--- start of SOURCE MATERIAL ---
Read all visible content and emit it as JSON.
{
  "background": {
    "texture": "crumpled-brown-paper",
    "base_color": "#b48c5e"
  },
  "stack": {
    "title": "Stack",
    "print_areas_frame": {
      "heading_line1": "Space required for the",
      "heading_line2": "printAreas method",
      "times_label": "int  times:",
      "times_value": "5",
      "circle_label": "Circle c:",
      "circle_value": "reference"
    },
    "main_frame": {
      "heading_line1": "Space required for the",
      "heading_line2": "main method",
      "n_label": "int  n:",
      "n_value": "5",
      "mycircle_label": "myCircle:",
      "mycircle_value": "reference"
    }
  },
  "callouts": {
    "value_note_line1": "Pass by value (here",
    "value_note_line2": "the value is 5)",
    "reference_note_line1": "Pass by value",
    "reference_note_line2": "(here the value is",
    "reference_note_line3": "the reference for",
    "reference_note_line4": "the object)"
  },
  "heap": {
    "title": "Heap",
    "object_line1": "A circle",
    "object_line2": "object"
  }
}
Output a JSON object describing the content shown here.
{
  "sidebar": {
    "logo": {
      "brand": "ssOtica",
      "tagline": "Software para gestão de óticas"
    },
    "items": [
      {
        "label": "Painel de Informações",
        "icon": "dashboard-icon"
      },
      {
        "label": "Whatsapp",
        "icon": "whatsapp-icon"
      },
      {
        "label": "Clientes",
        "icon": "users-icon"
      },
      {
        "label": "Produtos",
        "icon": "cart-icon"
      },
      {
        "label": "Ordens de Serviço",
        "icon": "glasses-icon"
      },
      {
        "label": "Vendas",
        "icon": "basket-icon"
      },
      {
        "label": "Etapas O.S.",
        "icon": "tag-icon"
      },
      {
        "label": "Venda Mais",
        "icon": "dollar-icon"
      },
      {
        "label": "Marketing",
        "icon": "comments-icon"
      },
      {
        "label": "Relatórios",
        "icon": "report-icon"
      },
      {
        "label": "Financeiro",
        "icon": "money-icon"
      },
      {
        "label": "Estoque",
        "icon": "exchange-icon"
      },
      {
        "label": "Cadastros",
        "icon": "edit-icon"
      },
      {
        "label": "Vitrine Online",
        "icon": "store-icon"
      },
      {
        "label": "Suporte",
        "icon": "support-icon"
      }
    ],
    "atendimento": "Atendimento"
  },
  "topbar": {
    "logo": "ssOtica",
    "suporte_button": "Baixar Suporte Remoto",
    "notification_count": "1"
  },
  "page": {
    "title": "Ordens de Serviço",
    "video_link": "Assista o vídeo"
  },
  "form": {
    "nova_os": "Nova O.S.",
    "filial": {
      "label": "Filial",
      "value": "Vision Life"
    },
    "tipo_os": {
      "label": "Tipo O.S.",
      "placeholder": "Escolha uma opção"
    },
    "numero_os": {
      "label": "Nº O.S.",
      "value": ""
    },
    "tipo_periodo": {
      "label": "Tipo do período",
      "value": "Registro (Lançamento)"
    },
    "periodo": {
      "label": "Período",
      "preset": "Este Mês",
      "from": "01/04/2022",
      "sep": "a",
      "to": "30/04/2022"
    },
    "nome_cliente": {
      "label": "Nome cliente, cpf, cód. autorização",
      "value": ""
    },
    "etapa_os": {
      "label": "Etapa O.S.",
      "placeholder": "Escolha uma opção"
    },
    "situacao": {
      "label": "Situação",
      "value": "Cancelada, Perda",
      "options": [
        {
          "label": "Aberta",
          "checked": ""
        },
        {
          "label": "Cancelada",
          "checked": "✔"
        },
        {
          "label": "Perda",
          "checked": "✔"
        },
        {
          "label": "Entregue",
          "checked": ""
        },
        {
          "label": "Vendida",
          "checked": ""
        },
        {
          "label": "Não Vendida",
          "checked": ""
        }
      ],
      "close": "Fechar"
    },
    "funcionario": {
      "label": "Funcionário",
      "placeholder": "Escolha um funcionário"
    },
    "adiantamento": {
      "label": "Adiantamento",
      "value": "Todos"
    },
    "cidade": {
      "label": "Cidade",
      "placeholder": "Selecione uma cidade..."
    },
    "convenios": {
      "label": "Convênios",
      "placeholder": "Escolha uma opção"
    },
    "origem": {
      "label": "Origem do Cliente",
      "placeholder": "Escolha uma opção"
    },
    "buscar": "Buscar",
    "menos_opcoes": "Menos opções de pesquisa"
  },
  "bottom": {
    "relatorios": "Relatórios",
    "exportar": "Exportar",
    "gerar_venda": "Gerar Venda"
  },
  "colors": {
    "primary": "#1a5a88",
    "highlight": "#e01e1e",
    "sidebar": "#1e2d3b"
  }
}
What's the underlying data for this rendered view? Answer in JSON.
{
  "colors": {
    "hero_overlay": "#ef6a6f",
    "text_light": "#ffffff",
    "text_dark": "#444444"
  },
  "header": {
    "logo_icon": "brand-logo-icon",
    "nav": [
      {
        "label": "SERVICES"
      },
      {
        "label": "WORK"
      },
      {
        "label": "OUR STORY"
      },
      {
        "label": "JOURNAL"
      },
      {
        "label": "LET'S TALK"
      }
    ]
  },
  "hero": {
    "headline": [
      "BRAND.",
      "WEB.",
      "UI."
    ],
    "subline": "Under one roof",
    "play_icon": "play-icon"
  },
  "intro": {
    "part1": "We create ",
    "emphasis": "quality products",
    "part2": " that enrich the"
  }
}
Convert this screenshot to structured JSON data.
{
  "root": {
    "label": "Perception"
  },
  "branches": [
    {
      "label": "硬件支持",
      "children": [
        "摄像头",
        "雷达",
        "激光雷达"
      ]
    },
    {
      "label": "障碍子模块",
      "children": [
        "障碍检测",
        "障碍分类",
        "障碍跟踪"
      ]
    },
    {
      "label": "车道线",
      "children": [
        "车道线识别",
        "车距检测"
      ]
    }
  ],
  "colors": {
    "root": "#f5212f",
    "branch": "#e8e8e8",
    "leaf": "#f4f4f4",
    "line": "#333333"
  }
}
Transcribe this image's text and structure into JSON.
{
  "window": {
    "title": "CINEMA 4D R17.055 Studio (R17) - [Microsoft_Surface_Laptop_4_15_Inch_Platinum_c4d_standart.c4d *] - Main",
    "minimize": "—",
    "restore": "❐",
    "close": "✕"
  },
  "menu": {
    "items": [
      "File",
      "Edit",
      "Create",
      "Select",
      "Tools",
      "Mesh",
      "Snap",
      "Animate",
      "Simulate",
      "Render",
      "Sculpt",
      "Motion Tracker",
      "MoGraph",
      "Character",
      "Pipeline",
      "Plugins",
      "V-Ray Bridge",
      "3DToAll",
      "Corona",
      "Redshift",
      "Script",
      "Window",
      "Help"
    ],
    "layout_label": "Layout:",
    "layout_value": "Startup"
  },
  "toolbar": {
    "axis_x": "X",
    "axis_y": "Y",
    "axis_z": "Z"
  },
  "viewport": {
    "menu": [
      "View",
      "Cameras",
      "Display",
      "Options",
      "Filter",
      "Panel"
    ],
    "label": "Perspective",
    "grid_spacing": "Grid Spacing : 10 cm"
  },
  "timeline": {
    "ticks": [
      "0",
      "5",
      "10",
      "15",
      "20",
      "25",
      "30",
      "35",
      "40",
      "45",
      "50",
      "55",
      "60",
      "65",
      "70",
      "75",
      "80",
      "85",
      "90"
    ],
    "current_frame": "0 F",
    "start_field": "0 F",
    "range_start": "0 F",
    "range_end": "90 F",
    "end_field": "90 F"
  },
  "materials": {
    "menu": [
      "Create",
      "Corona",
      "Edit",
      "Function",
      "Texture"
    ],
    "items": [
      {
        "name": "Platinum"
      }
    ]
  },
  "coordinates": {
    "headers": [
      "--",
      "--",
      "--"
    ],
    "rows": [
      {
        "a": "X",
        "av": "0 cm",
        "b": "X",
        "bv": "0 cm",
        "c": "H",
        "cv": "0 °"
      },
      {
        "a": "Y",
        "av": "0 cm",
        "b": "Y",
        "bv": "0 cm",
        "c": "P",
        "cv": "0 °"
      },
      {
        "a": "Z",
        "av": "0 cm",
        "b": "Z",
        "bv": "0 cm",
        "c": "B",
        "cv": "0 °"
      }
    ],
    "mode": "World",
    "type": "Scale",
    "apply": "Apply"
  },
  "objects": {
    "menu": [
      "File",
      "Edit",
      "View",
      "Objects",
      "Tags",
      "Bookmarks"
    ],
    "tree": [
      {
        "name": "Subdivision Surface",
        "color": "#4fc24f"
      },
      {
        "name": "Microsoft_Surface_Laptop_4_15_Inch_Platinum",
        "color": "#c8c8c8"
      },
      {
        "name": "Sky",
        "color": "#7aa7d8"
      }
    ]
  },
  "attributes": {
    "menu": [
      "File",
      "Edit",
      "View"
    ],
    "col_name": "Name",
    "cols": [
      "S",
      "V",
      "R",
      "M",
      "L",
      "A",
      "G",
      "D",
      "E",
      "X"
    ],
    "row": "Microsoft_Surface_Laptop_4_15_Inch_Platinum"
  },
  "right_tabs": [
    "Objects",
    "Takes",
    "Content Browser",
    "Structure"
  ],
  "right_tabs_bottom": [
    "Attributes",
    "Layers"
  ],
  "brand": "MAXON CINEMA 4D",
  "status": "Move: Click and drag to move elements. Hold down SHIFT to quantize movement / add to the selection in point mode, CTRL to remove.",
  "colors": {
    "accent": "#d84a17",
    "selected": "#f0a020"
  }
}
--- end of SOURCE MATERIAL ---
TASK BRIEF. In the records, locate each line holding the string "logo" and copy it.

THE COMPLETED TASK.
    "logo": {
    "logo": "ssOtica",
    "logo_icon": "brand-logo-icon",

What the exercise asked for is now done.